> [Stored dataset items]
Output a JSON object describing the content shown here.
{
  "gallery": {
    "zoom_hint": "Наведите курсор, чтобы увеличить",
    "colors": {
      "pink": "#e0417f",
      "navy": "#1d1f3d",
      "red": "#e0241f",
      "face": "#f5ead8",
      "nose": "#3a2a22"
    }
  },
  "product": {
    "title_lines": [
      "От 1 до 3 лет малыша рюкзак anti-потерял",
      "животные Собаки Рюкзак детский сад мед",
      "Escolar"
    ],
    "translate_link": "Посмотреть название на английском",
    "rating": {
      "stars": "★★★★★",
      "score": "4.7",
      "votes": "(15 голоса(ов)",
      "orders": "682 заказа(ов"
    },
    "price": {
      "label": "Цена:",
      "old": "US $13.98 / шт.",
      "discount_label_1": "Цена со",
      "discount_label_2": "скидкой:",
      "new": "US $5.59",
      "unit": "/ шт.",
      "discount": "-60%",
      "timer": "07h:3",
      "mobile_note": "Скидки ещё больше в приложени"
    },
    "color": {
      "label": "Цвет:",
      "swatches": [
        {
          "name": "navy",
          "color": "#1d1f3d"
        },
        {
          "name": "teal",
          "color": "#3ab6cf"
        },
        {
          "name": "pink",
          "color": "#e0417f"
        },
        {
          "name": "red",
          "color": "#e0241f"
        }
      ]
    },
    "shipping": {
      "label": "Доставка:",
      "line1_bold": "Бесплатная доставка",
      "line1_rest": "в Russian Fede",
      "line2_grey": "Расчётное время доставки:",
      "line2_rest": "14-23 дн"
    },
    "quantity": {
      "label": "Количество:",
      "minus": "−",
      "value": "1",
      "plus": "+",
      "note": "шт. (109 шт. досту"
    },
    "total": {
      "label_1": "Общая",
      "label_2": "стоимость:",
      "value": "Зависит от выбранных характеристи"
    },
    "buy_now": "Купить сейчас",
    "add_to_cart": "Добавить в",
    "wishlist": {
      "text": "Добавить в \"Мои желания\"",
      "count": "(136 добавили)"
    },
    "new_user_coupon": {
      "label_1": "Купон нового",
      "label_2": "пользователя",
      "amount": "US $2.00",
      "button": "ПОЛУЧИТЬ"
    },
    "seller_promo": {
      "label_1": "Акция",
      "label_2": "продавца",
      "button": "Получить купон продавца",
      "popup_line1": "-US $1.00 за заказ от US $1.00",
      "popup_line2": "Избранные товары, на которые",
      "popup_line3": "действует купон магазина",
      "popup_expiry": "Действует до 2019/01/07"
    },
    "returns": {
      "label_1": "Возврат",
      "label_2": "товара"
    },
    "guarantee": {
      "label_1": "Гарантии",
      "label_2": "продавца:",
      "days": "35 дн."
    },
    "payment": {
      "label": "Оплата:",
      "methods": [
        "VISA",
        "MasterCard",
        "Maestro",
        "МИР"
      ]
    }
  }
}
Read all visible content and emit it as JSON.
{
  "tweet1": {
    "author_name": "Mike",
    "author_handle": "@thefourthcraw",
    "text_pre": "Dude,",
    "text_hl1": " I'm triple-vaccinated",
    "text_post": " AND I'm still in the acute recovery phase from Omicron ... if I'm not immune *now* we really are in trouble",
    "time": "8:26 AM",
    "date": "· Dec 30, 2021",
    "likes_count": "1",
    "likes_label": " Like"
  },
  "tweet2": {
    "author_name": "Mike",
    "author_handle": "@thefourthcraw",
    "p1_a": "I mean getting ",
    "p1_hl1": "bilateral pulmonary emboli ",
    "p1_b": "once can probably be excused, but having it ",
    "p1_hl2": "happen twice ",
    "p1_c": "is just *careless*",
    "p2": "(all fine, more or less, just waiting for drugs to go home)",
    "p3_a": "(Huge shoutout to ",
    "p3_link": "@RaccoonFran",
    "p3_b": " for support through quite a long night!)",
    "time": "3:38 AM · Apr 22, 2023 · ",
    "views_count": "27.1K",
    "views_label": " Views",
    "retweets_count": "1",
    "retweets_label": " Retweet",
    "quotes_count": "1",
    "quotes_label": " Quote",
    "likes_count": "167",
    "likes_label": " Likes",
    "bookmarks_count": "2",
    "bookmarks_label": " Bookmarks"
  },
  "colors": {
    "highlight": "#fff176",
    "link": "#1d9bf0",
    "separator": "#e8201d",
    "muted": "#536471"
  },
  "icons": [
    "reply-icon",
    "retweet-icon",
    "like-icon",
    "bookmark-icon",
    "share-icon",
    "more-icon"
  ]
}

> [STATED TASK] Each line of the material should be echoed exactly.

> [PROBLEM SOLUTION]
Output a JSON object describing the content shown here.
{
  "gallery": {
    "zoom_hint": "Наведите курсор, чтобы увеличить",
    "colors": {
      "pink": "#e0417f",
      "navy": "#1d1f3d",
      "red": "#e0241f",
      "face": "#f5ead8",
      "nose": "#3a2a22"
    }
  },
  "product": {
    "title_lines": [
      "От 1 до 3 лет малыша рюкзак anti-потерял",
      "животные Собаки Рюкзак детский сад мед",
      "Escolar"
    ],
    "translate_link": "Посмотреть название на английском",
    "rating": {
      "stars": "★★★★★",
      "score": "4.7",
      "votes": "(15 голоса(ов)",
      "orders": "682 заказа(ов"
    },
    "price": {
      "label": "Цена:",
      "old": "US $13.98 / шт.",
      "discount_label_1": "Цена со",
      "discount_label_2": "скидкой:",
      "new": "US $5.59",
      "unit": "/ шт.",
      "discount": "-60%",
      "timer": "07h:3",
      "mobile_note": "Скидки ещё больше в приложени"
    },
    "color": {
      "label": "Цвет:",
      "swatches": [
        {
          "name": "navy",
          "color": "#1d1f3d"
        },
        {
          "name": "teal",
          "color": "#3ab6cf"
        },
        {
          "name": "pink",
          "color": "#e0417f"
        },
        {
          "name": "red",
          "color": "#e0241f"
        }
      ]
    },
    "shipping": {
      "label": "Доставка:",
      "line1_bold": "Бесплатная доставка",
      "line1_rest": "в Russian Fede",
      "line2_grey": "Расчётное время доставки:",
      "line2_rest": "14-23 дн"
    },
    "quantity": {
      "label": "Количество:",
      "minus": "−",
      "value": "1",
      "plus": "+",
      "note": "шт. (109 шт. досту"
    },
    "total": {
      "label_1": "Общая",
      "label_2": "стоимость:",
      "value": "Зависит от выбранных характеристи"
    },
    "buy_now": "Купить сейчас",
    "add_to_cart": "Добавить в",
    "wishlist": {
      "text": "Добавить в \"Мои желания\"",
      "count": "(136 добавили)"
    },
    "new_user_coupon": {
      "label_1": "Купон нового",
      "label_2": "пользователя",
      "amount": "US $2.00",
      "button": "ПОЛУЧИТЬ"
    },
    "seller_promo": {
      "label_1": "Акция",
      "label_2": "продавца",
      "button": "Получить купон продавца",
      "popup_line1": "-US $1.00 за заказ от US $1.00",
      "popup_line2": "Избранные товары, на которые",
      "popup_line3": "действует купон магазина",
      "popup_expiry": "Действует до 2019/01/07"
    },
    "returns": {
      "label_1": "Возврат",
      "label_2": "товара"
    },
    "guarantee": {
      "label_1": "Гарантии",
      "label_2": "продавца:",
      "days": "35 дн."
    },
    "payment": {
      "label": "Оплата:",
      "methods": [
        "VISA",
        "MasterCard",
        "Maestro",
        "МИР"
      ]
    }
  }
}
Read all visible content and emit it as JSON.
{
  "tweet1": {
    "author_name": "Mike",
    "author_handle": "@thefourthcraw",
    "text_pre": "Dude,",
    "text_hl1": " I'm triple-vaccinated",
    "text_post": " AND I'm still in the acute recovery phase from Omicron ... if I'm not immune *now* we really are in trouble",
    "time": "8:26 AM",
    "date": "· Dec 30, 2021",
    "likes_count": "1",
    "likes_label": " Like"
  },
  "tweet2": {
    "author_name": "Mike",
    "author_handle": "@thefourthcraw",
    "p1_a": "I mean getting ",
    "p1_hl1": "bilateral pulmonary emboli ",
    "p1_b": "once can probably be excused, but having it ",
    "p1_hl2": "happen twice ",
    "p1_c": "is just *careless*",
    "p2": "(all fine, more or less, just waiting for drugs to go home)",
    "p3_a": "(Huge shoutout to ",
    "p3_link": "@RaccoonFran",
    "p3_b": " for support through quite a long night!)",
    "time": "3:38 AM · Apr 22, 2023 · ",
    "views_count": "27.1K",
    "views_label": " Views",
    "retweets_count": "1",
    "retweets_label": " Retweet",
    "quotes_count": "1",
    "quotes_label": " Quote",
    "likes_count": "167",
    "likes_label": " Likes",
    "bookmarks_count": "2",
    "bookmarks_label": " Bookmarks"
  },
  "colors": {
    "highlight": "#fff176",
    "link": "#1d9bf0",
    "separator": "#e8201d",
    "muted": "#536471"
  },
  "icons": [
    "reply-icon",
    "retweet-icon",
    "like-icon",
    "bookmark-icon",
    "share-icon",
    "more-icon"
  ]
}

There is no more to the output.